■ Supplied entries ■
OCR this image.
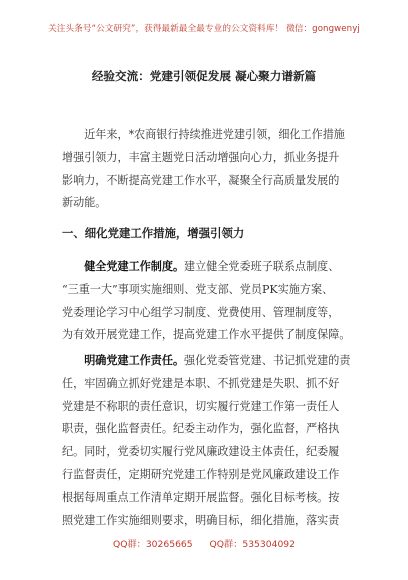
关注头条号“公文研究”，获得最新最全最专业的公文资料库！ 微信：gongwenyj
经验交流：党建引领促发展 凝心聚力谱新篇
近年来，*农商银行持续推进党建引领，细化工作措施
增强引领力，丰富主题党日活动增强向心力，抓业务提升
影响力，不断提高党建工作水平，凝聚全行高质量发展的
新动能。
一、细化党建工作措施，增强引领力
健全党建工作制度。建立健全党委班子联系点制度、
“三重一大”事项实施细则、党支部、党员PK实施方案、
党委理论学习中心组学习制度、党费使用、管理制度等，
为有效开展党建工作，提高党建工作水平提供了制度保障。
明确党建工作责任。强化党委管党建、书记抓党建的责
任，牢固确立抓好党建是本职、不抓党建是失职、抓不好
党建是不称职的责任意识，切实履行党建工作第一责任人
职责，强化监督责任。纪委主动作为，强化监督，严格执
纪。同时，党委切实履行党风廉政建设主体责任，纪委履
行监督责任，定期研究党建工作特别是党风廉政建设工作
根据每周重点工作清单定期开展监督。强化目标考核。按
照党建工作实施细则要求，明确目标，细化措施，落实责
QQ群：30265665 QQ群：535304092
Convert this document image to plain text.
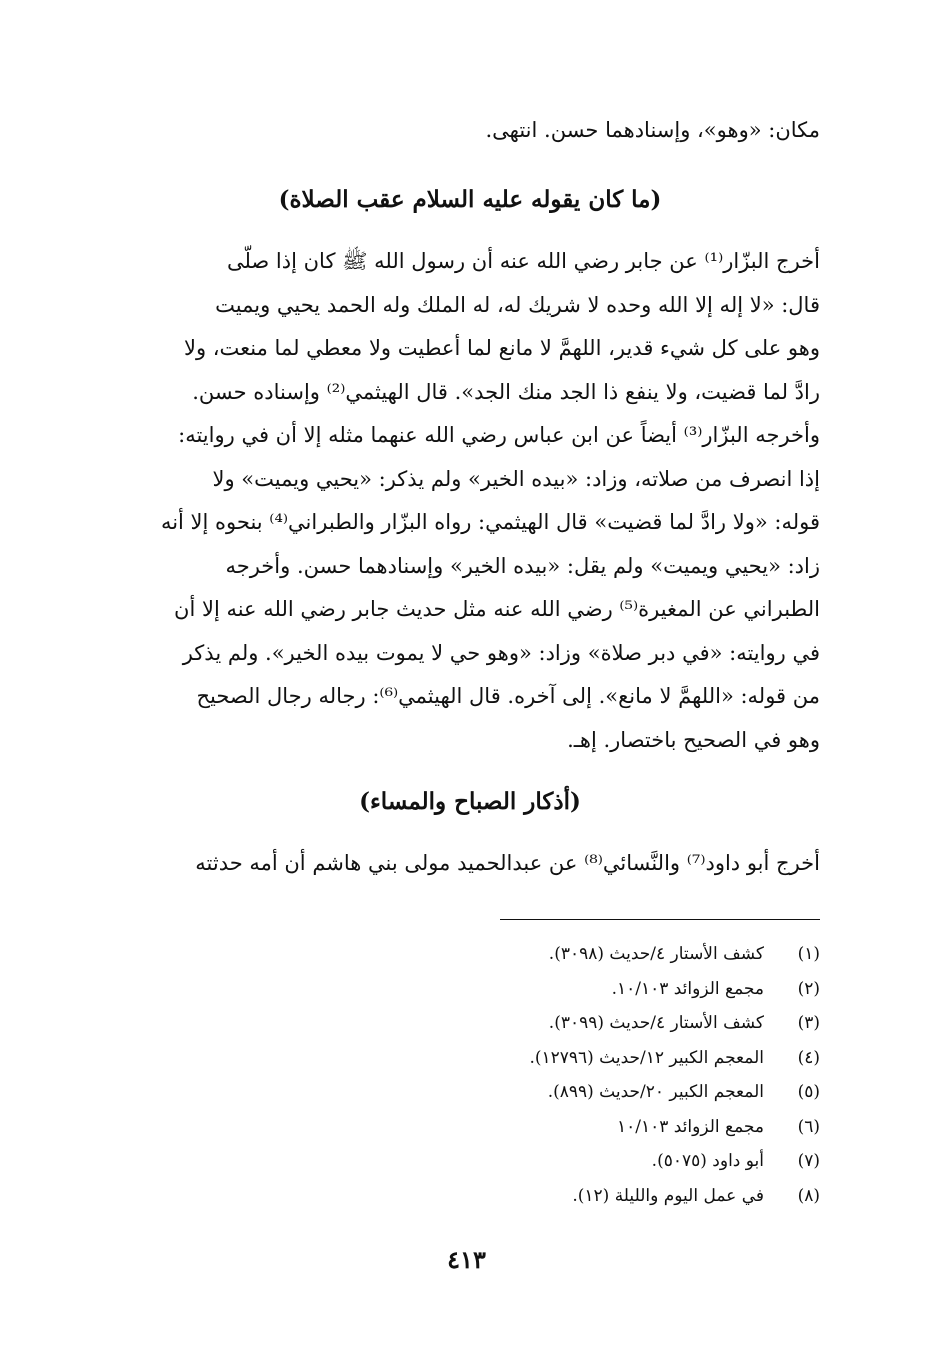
مكان: «وهو»، وإسنادهما حسن. انتهى.
(ما كان يقوله عليه السلام عقب الصلاة)

أخرج البزّار⁽¹⁾ عن جابر رضي الله عنه أن رسول الله ﷺ كان إذا صلّى

قال: «لا إله إلا الله وحده لا شريك له، له الملك وله الحمد يحيي ويميت

وهو على كل شيء قدير، اللهمَّ لا مانع لما أعطيت ولا معطي لما منعت، ولا

رادَّ لما قضيت، ولا ينفع ذا الجد منك الجد». قال الهيثمي⁽²⁾ وإسناده حسن.

وأخرجه البزّار⁽³⁾ أيضاً عن ابن عباس رضي الله عنهما مثله إلا أن في روايته:

إذا انصرف من صلاته، وزاد: «بيده الخير» ولم يذكر: «يحيي ويميت» ولا

قوله: «ولا رادَّ لما قضيت» قال الهيثمي: رواه البزّار والطبراني⁽⁴⁾ بنحوه إلا أنه

زاد: «يحيي ويميت» ولم يقل: «بيده الخير» وإسنادهما حسن. وأخرجه

الطبراني عن المغيرة⁽⁵⁾ رضي الله عنه مثل حديث جابر رضي الله عنه إلا أن

في روايته: «في دبر صلاة» وزاد: «وهو حي لا يموت بيده الخير». ولم يذكر

من قوله: «اللهمَّ لا مانع». إلى آخره. قال الهيثمي⁽⁶⁾: رجاله رجال الصحيح

وهو في الصحيح باختصار. إهـ.

(أذكار الصباح والمساء)

أخرج أبو داود⁽⁷⁾ والنَّسائي⁽⁸⁾ عن عبدالحميد مولى بني هاشم أن أمه حدثته

(١)
كشف الأستار ٤/حديث (٣٠٩٨).
(٢)
مجمع الزوائد ١٠/١٠٣.
(٣)
كشف الأستار ٤/حديث (٣٠٩٩).
(٤)
المعجم الكبير ١٢/حديث (١٢٧٩٦).
(٥)
المعجم الكبير ٢٠/حديث (٨٩٩).
(٦)
مجمع الزوائد ١٠/١٠٣
(٧)
أبو داود (٥٠٧٥).
(٨)
في عمل اليوم والليلة (١٢).
٤١٣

■ Set task ■
Extract lines where the string "وإسنادهما" occurs.

■ Complete response ■
مكان: «وهو»، وإسنادهما حسن. انتهى.
زاد: «يحيي ويميت» ولم يقل: «بيده الخير» وإسنادهما حسن. وأخرجه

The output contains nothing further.